### [To be done]
Every entry below should be transcribed exactly; pictures stay out of the copy.

▬▬▬▬▬▬▬▬▬▬

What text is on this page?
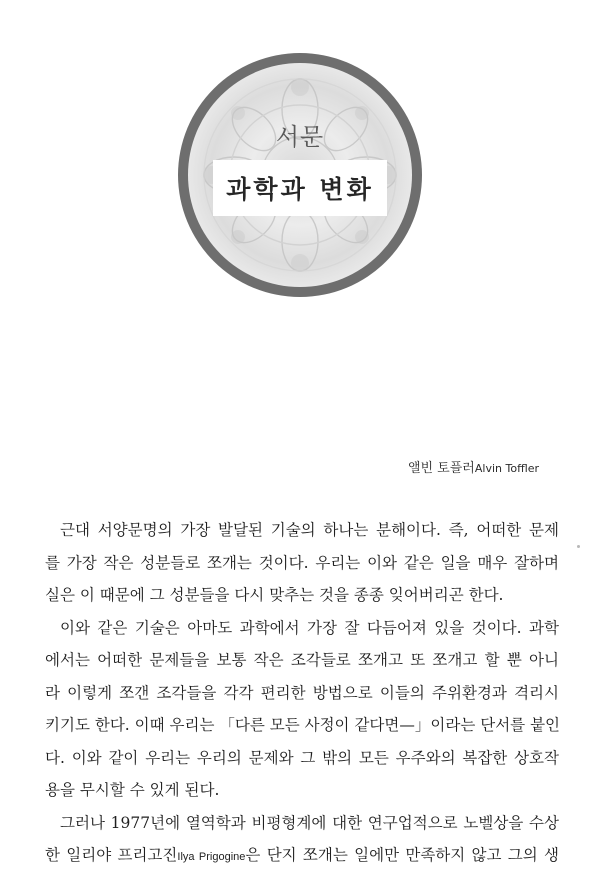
서문
과학과 변화
앨빈 토플러Alvin Toffler
근대 서양문명의 가장 발달된 기술의 하나는 분해이다. 즉, 어떠한 문제
를 가장 작은 성분들로 쪼개는 것이다. 우리는 이와 같은 일을 매우 잘하며
실은 이 때문에 그 성분들을 다시 맞추는 것을 종종 잊어버리곤 한다.
이와 같은 기술은 아마도 과학에서 가장 잘 다듬어져 있을 것이다. 과학
에서는 어떠한 문제들을 보통 작은 조각들로 쪼개고 또 쪼개고 할 뿐 아니
라 이렇게 쪼갠 조각들을 각각 편리한 방법으로 이들의 주위환경과 격리시
키기도 한다. 이때 우리는 「다른 모든 사정이 같다면—」이라는 단서를 붙인
다. 이와 같이 우리는 우리의 문제와 그 밖의 모든 우주와의 복잡한 상호작
용을 무시할 수 있게 된다.
그러나 1977년에 열역학과 비평형계에 대한 연구업적으로 노벨상을 수상
한 일리야 프리고진Ilya Prigogine은 단지 쪼개는 일에만 만족하지 않고 그의 생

▬▬▬▬▬▬▬▬▬▬

### [Output of the task]
What text is on this page?
서문
과학과 변화
앨빈 토플러Alvin Toffler
근대 서양문명의 가장 발달된 기술의 하나는 분해이다. 즉, 어떠한 문제
를 가장 작은 성분들로 쪼개는 것이다. 우리는 이와 같은 일을 매우 잘하며
실은 이 때문에 그 성분들을 다시 맞추는 것을 종종 잊어버리곤 한다.
이와 같은 기술은 아마도 과학에서 가장 잘 다듬어져 있을 것이다. 과학
에서는 어떠한 문제들을 보통 작은 조각들로 쪼개고 또 쪼개고 할 뿐 아니
라 이렇게 쪼갠 조각들을 각각 편리한 방법으로 이들의 주위환경과 격리시
키기도 한다. 이때 우리는 「다른 모든 사정이 같다면—」이라는 단서를 붙인
다. 이와 같이 우리는 우리의 문제와 그 밖의 모든 우주와의 복잡한 상호작
용을 무시할 수 있게 된다.
그러나 1977년에 열역학과 비평형계에 대한 연구업적으로 노벨상을 수상
한 일리야 프리고진Ilya Prigogine은 단지 쪼개는 일에만 만족하지 않고 그의 생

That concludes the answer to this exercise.